■ **STORED RECORDS**:
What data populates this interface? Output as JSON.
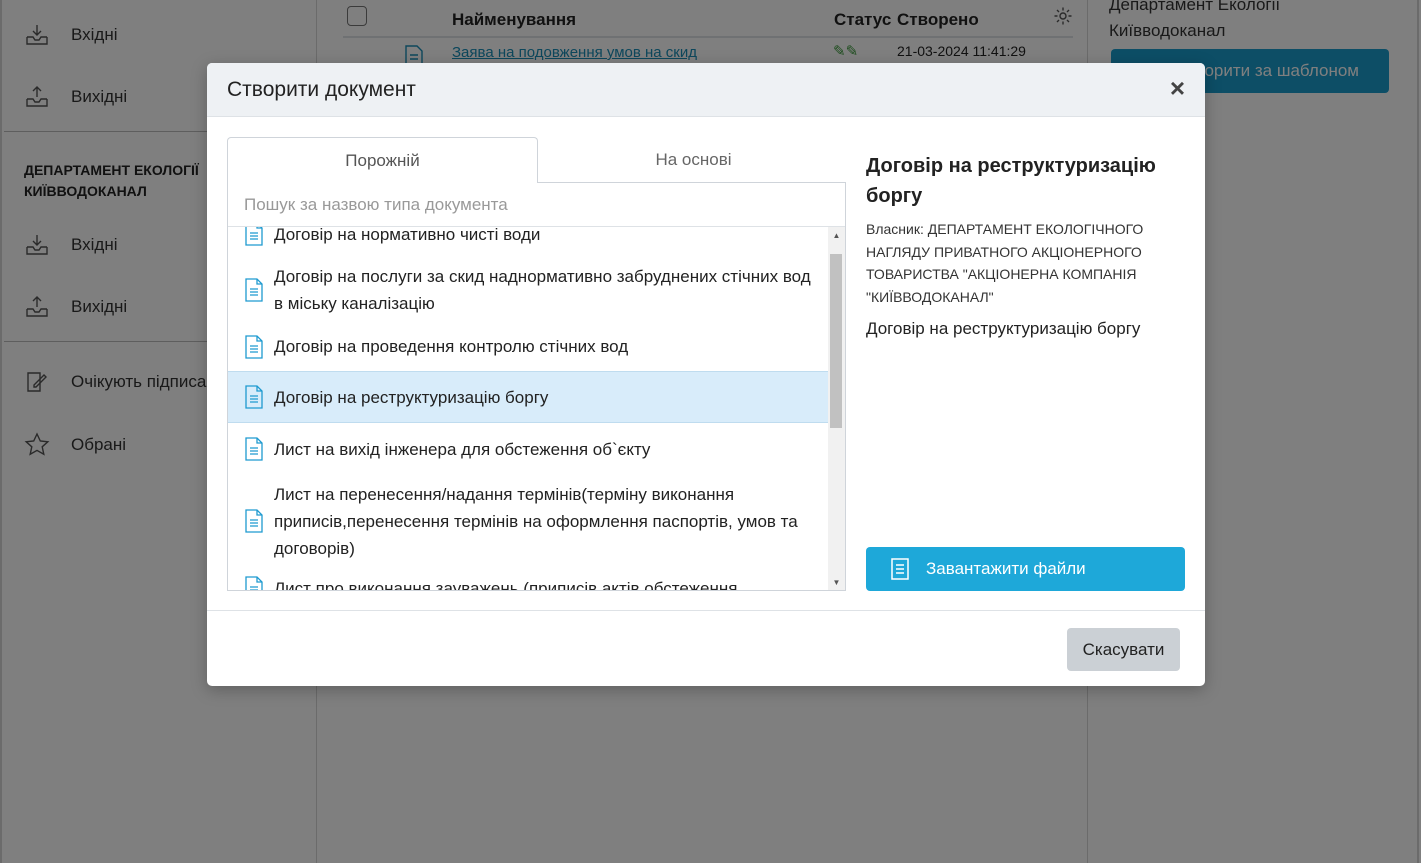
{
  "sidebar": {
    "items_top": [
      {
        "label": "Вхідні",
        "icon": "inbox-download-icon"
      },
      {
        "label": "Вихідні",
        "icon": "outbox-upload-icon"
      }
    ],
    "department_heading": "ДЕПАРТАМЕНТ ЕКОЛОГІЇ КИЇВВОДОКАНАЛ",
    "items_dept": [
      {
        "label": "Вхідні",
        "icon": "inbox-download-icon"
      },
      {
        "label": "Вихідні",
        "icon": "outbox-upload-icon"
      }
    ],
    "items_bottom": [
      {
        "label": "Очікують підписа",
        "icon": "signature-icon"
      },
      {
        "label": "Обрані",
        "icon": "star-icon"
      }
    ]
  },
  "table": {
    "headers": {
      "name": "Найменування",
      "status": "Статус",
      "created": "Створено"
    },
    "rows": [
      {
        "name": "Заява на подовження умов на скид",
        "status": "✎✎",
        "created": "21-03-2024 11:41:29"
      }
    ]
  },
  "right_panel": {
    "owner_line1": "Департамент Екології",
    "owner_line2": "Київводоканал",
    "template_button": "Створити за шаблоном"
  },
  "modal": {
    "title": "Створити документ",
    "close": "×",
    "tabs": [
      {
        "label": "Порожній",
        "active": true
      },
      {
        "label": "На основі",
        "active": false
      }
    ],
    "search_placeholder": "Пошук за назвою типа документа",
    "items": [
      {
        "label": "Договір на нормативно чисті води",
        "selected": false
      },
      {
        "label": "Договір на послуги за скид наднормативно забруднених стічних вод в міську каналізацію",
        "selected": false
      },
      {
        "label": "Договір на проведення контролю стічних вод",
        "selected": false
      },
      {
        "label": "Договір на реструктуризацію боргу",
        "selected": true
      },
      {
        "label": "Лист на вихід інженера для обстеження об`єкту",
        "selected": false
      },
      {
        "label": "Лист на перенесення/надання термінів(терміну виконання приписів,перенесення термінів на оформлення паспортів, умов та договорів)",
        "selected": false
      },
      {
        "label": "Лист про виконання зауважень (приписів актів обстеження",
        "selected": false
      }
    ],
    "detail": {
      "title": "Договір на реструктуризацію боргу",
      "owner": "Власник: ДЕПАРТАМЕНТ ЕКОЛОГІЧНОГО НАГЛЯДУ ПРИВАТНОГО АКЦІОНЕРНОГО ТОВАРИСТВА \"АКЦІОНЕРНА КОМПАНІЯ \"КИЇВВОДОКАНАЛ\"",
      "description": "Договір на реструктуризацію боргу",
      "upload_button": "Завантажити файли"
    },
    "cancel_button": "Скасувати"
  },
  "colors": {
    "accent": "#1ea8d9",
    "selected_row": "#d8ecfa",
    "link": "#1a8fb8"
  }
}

■ **GIVEN TASK**:
Each entry above should be reproduced exactly, with the pictures removed.

■ **RESULT OF THIS TASK**:
What data populates this interface? Output as JSON.
{
  "sidebar": {
    "items_top": [
      {
        "label": "Вхідні",
        "icon": "inbox-download-icon"
      },
      {
        "label": "Вихідні",
        "icon": "outbox-upload-icon"
      }
    ],
    "department_heading": "ДЕПАРТАМЕНТ ЕКОЛОГІЇ КИЇВВОДОКАНАЛ",
    "items_dept": [
      {
        "label": "Вхідні",
        "icon": "inbox-download-icon"
      },
      {
        "label": "Вихідні",
        "icon": "outbox-upload-icon"
      }
    ],
    "items_bottom": [
      {
        "label": "Очікують підписа",
        "icon": "signature-icon"
      },
      {
        "label": "Обрані",
        "icon": "star-icon"
      }
    ]
  },
  "table": {
    "headers": {
      "name": "Найменування",
      "status": "Статус",
      "created": "Створено"
    },
    "rows": [
      {
        "name": "Заява на подовження умов на скид",
        "status": "✎✎",
        "created": "21-03-2024 11:41:29"
      }
    ]
  },
  "right_panel": {
    "owner_line1": "Департамент Екології",
    "owner_line2": "Київводоканал",
    "template_button": "Створити за шаблоном"
  },
  "modal": {
    "title": "Створити документ",
    "close": "×",
    "tabs": [
      {
        "label": "Порожній",
        "active": true
      },
      {
        "label": "На основі",
        "active": false
      }
    ],
    "search_placeholder": "Пошук за назвою типа документа",
    "items": [
      {
        "label": "Договір на нормативно чисті води",
        "selected": false
      },
      {
        "label": "Договір на послуги за скид наднормативно забруднених стічних вод в міську каналізацію",
        "selected": false
      },
      {
        "label": "Договір на проведення контролю стічних вод",
        "selected": false
      },
      {
        "label": "Договір на реструктуризацію боргу",
        "selected": true
      },
      {
        "label": "Лист на вихід інженера для обстеження об`єкту",
        "selected": false
      },
      {
        "label": "Лист на перенесення/надання термінів(терміну виконання приписів,перенесення термінів на оформлення паспортів, умов та договорів)",
        "selected": false
      },
      {
        "label": "Лист про виконання зауважень (приписів актів обстеження",
        "selected": false
      }
    ],
    "detail": {
      "title": "Договір на реструктуризацію боргу",
      "owner": "Власник: ДЕПАРТАМЕНТ ЕКОЛОГІЧНОГО НАГЛЯДУ ПРИВАТНОГО АКЦІОНЕРНОГО ТОВАРИСТВА \"АКЦІОНЕРНА КОМПАНІЯ \"КИЇВВОДОКАНАЛ\"",
      "description": "Договір на реструктуризацію боргу",
      "upload_button": "Завантажити файли"
    },
    "cancel_button": "Скасувати"
  },
  "colors": {
    "accent": "#1ea8d9",
    "selected_row": "#d8ecfa",
    "link": "#1a8fb8"
  }
}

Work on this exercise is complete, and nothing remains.